Goal of the exercise =
Reproduce every line of the data below word for word, leaving out the pictures.

-- Given data start --

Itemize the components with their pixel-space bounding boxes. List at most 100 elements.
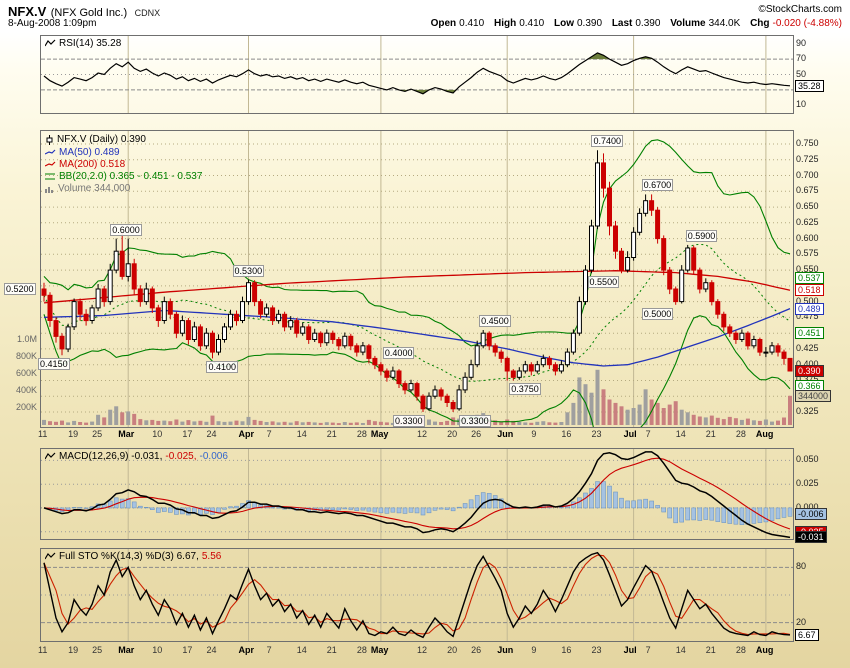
price-axis-label: 0.725 (796, 153, 819, 164)
ma50-legend: MA(50) 0.489 (45, 147, 120, 158)
x-axis-label: 10 (152, 429, 163, 439)
volume-legend-label: Volume 344,000 (58, 183, 131, 194)
x-axis-label: 16 (561, 645, 572, 655)
volume-value: 344.0K (708, 18, 741, 29)
ma50-legend-label: MA(50) 0.489 (59, 147, 120, 158)
x-axis-label: 7 (645, 645, 651, 655)
volume-axis-label: 600K (15, 368, 37, 378)
price-axis-label: 0.500 (796, 295, 819, 306)
x-axis-label: 19 (68, 429, 79, 439)
x-axis-label: 26 (471, 429, 482, 439)
x-axis-label: 12 (417, 429, 428, 439)
x-axis-label: 17 (182, 429, 193, 439)
volume-legend: Volume 344,000 (45, 183, 130, 194)
macd-hist-value: -0.006 (199, 451, 228, 462)
sto-d-value: 5.56 (201, 551, 222, 562)
x-axis-label: 28 (356, 429, 367, 439)
x-axis-label: 28 (735, 429, 746, 439)
chart-datetime: 8-Aug-2008 1:09pm (8, 18, 97, 29)
x-axis-label: 20 (447, 645, 458, 655)
last-value-badge: 0.390 (795, 365, 824, 377)
rsi-line-icon (45, 39, 56, 48)
sto-panel (40, 548, 794, 642)
candlestick-icon (45, 134, 54, 145)
x-axis-label: Jun (497, 429, 514, 439)
macd-line-icon (45, 452, 56, 461)
x-axis-label: 14 (296, 645, 307, 655)
x-axis-label: Aug (755, 429, 774, 439)
price-plot (41, 131, 793, 427)
x-axis-label: Jul (623, 429, 637, 439)
macd-legend: MACD(12,26,9) -0.031, -0.025, -0.006 (45, 451, 228, 462)
x-axis-label: 14 (675, 429, 686, 439)
rsi-legend: RSI(14) 35.28 (45, 38, 121, 49)
rsi-axis-label: 90 (796, 37, 807, 48)
x-axis-label: 19 (68, 645, 79, 655)
macd-axis-label: 0.025 (796, 478, 819, 489)
x-axis-label: 21 (705, 645, 716, 655)
last-value: 0.390 (635, 18, 661, 29)
price-panel (40, 130, 794, 428)
symbol: NFX.V (8, 4, 47, 19)
x-axis-label: 17 (182, 645, 193, 655)
sto-legend: Full STO %K(14,3) %D(3) 6.67, 5.56 (45, 551, 221, 562)
x-axis-label: 16 (561, 429, 572, 439)
high-value: 0.410 (519, 18, 545, 29)
x-axis-label: 20 (447, 429, 458, 439)
price-axis-label: 0.400 (796, 358, 819, 369)
x-axis-label: Aug (755, 645, 774, 655)
price-annotation: 0.4500 (479, 315, 511, 328)
chart-header: NFX.V (NFX Gold Inc.) CDNX (8, 3, 160, 21)
macd-panel (40, 448, 794, 540)
price-annotation: 0.3300 (393, 414, 425, 427)
price-annotation: 0.7400 (591, 135, 623, 148)
price-annotation: 0.4000 (382, 347, 415, 360)
macd-axis-label: 0.000 (796, 502, 819, 512)
x-axis-label: 26 (471, 645, 482, 655)
sto-axis-label: 80 (796, 561, 807, 572)
ma200-legend-label: MA(200) 0.518 (59, 159, 126, 170)
price-annotation: 0.5300 (232, 264, 265, 277)
price-annotation: 0.3300 (459, 414, 491, 427)
x-axis-label: 24 (206, 429, 217, 439)
bollinger-legend-label: BB(20,2.0) 0.365 - 0.451 - 0.537 (59, 171, 203, 182)
x-axis-label: Apr (238, 429, 255, 439)
x-axis-label: 28 (735, 645, 746, 655)
price-axis-label: 0.750 (796, 137, 819, 148)
x-axis-label: 7 (645, 429, 651, 439)
last-label: Last (611, 18, 633, 29)
volume-axis-label: 200K (15, 402, 37, 412)
bollinger-legend: BB(20,2.0) 0.365 - 0.451 - 0.537 (45, 171, 202, 182)
x-axis-label: Jun (497, 645, 514, 655)
chg-label: Chg (750, 18, 770, 29)
volume-bars-icon (45, 184, 55, 193)
open-value: 0.410 (459, 18, 485, 29)
x-axis-label: May (370, 429, 389, 439)
rsi-legend-label: RSI(14) 35.28 (59, 38, 122, 49)
macd-value-badge: -0.031 (795, 531, 827, 544)
stockcharts-copyright: ©StockCharts.com (758, 4, 842, 15)
price-annotation: 0.3750 (509, 383, 541, 396)
x-axis-label: 12 (417, 645, 428, 655)
sto-line-icon (45, 552, 56, 561)
last-value-badge: 0.518 (795, 284, 824, 297)
macd-plot (41, 449, 793, 539)
price-axis-label: 0.325 (796, 405, 819, 416)
open-label: Open (430, 18, 457, 29)
rsi-axis-label: 10 (796, 99, 807, 110)
price-legend: NFX.V (Daily) 0.390 (45, 134, 146, 145)
x-axis-label: 7 (266, 429, 272, 439)
price-annotation: 0.6700 (641, 179, 674, 192)
x-axis-label: Mar (118, 429, 135, 439)
price-axis-label: 0.675 (796, 185, 819, 196)
price-annotation: 0.4150 (38, 358, 70, 371)
x-axis-label: 23 (591, 429, 602, 439)
sto-value-badge: 6.67 (795, 628, 819, 641)
price-annotation: 0.6000 (110, 223, 142, 236)
x-axis-label: 21 (705, 429, 716, 439)
chg-value: -0.020 (-4.88%) (772, 18, 842, 29)
price-annotation: 0.5200 (4, 283, 36, 296)
ma200-legend: MA(200) 0.518 (45, 159, 125, 170)
x-axis-label: 28 (356, 645, 367, 655)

-- Given data end --

Answer for this exercise =
Itemize the components with their pixel-space bounding boxes. List at most 100 elements.
price-axis-label: 0.725 (796, 153, 819, 164)
ma50-legend: MA(50) 0.489 (45, 147, 120, 158)
x-axis-label: 10 (152, 429, 163, 439)
volume-legend-label: Volume 344,000 (58, 183, 131, 194)
x-axis-label: 16 (561, 645, 572, 655)
volume-value: 344.0K (708, 18, 741, 29)
ma50-legend-label: MA(50) 0.489 (59, 147, 120, 158)
x-axis-label: 7 (645, 645, 651, 655)
volume-axis-label: 600K (15, 368, 37, 378)
price-axis-label: 0.500 (796, 295, 819, 306)
x-axis-label: 19 (68, 429, 79, 439)
x-axis-label: 26 (471, 429, 482, 439)
x-axis-label: 12 (417, 429, 428, 439)
x-axis-label: 17 (182, 429, 193, 439)
volume-legend: Volume 344,000 (45, 183, 130, 194)
macd-hist-value: -0.006 (199, 451, 228, 462)
sto-d-value: 5.56 (201, 551, 222, 562)
x-axis-label: 28 (356, 429, 367, 439)
x-axis-label: 28 (735, 429, 746, 439)
chart-datetime: 8-Aug-2008 1:09pm (8, 18, 97, 29)
x-axis-label: 20 (447, 645, 458, 655)
last-value-badge: 0.390 (795, 365, 824, 377)
rsi-line-icon (45, 39, 56, 48)
sto-panel (40, 548, 794, 642)
candlestick-icon (45, 134, 54, 145)
x-axis-label: Jun (497, 429, 514, 439)
macd-line-icon (45, 452, 56, 461)
x-axis-label: 14 (296, 645, 307, 655)
x-axis-label: Aug (755, 429, 774, 439)
price-plot (41, 131, 793, 427)
x-axis-label: Jul (623, 429, 637, 439)
macd-legend: MACD(12,26,9) -0.031, -0.025, -0.006 (45, 451, 228, 462)
x-axis-label: 14 (675, 429, 686, 439)
rsi-legend: RSI(14) 35.28 (45, 38, 121, 49)
rsi-axis-label: 90 (796, 37, 807, 48)
x-axis-label: 19 (68, 645, 79, 655)
macd-axis-label: 0.025 (796, 478, 819, 489)
x-axis-label: 21 (705, 645, 716, 655)
last-value: 0.390 (635, 18, 661, 29)
price-panel (40, 130, 794, 428)
symbol: NFX.V (8, 4, 47, 19)
x-axis-label: 17 (182, 645, 193, 655)
sto-legend: Full STO %K(14,3) %D(3) 6.67, 5.56 (45, 551, 221, 562)
x-axis-label: 16 (561, 429, 572, 439)
high-value: 0.410 (519, 18, 545, 29)
x-axis-label: 20 (447, 429, 458, 439)
price-axis-label: 0.400 (796, 358, 819, 369)
x-axis-label: Aug (755, 645, 774, 655)
price-annotation: 0.4500 (479, 315, 511, 328)
chart-header: NFX.V (NFX Gold Inc.) CDNX (8, 3, 160, 21)
macd-panel (40, 448, 794, 540)
price-annotation: 0.3300 (393, 414, 425, 427)
price-annotation: 0.7400 (591, 135, 623, 148)
price-annotation: 0.4000 (382, 347, 415, 360)
macd-axis-label: 0.000 (796, 502, 819, 512)
x-axis-label: 26 (471, 645, 482, 655)
sto-axis-label: 80 (796, 561, 807, 572)
ma200-legend-label: MA(200) 0.518 (59, 159, 126, 170)
price-annotation: 0.5300 (232, 264, 265, 277)
price-annotation: 0.3300 (459, 414, 491, 427)
x-axis-label: 24 (206, 429, 217, 439)
bollinger-legend-label: BB(20,2.0) 0.365 - 0.451 - 0.537 (59, 171, 203, 182)
x-axis-label: Apr (238, 429, 255, 439)
x-axis-label: 28 (735, 645, 746, 655)
price-axis-label: 0.750 (796, 137, 819, 148)
x-axis-label: 7 (645, 429, 651, 439)
last-label: Last (611, 18, 633, 29)
volume-axis-label: 200K (15, 402, 37, 412)
bollinger-legend: BB(20,2.0) 0.365 - 0.451 - 0.537 (45, 171, 202, 182)
x-axis-label: Jun (497, 645, 514, 655)
chg-label: Chg (750, 18, 770, 29)
volume-bars-icon (45, 184, 55, 193)
open-value: 0.410 (459, 18, 485, 29)
x-axis-label: May (370, 429, 389, 439)
rsi-legend-label: RSI(14) 35.28 (59, 38, 122, 49)
macd-value-badge: -0.031 (795, 531, 827, 544)
stockcharts-copyright: ©StockCharts.com (758, 4, 842, 15)
price-annotation: 0.3750 (509, 383, 541, 396)
x-axis-label: 12 (417, 645, 428, 655)
sto-line-icon (45, 552, 56, 561)
last-value-badge: 0.518 (795, 284, 824, 297)
macd-plot (41, 449, 793, 539)
price-axis-label: 0.325 (796, 405, 819, 416)
open-label: Open (430, 18, 457, 29)
rsi-axis-label: 10 (796, 99, 807, 110)
price-legend: NFX.V (Daily) 0.390 (45, 134, 146, 145)
x-axis-label: 7 (266, 429, 272, 439)
price-annotation: 0.6700 (641, 179, 674, 192)
x-axis-label: Mar (118, 429, 135, 439)
price-axis-label: 0.675 (796, 185, 819, 196)
price-annotation: 0.4150 (38, 358, 70, 371)
x-axis-label: 23 (591, 429, 602, 439)
sto-value-badge: 6.67 (795, 628, 819, 641)
price-annotation: 0.6000 (110, 223, 142, 236)
x-axis-label: 21 (705, 429, 716, 439)
chg-value: -0.020 (-4.88%) (772, 18, 842, 29)
price-annotation: 0.5200 (4, 283, 36, 296)
ma200-legend: MA(200) 0.518 (45, 159, 125, 170)
x-axis-label: 28 (356, 645, 367, 655)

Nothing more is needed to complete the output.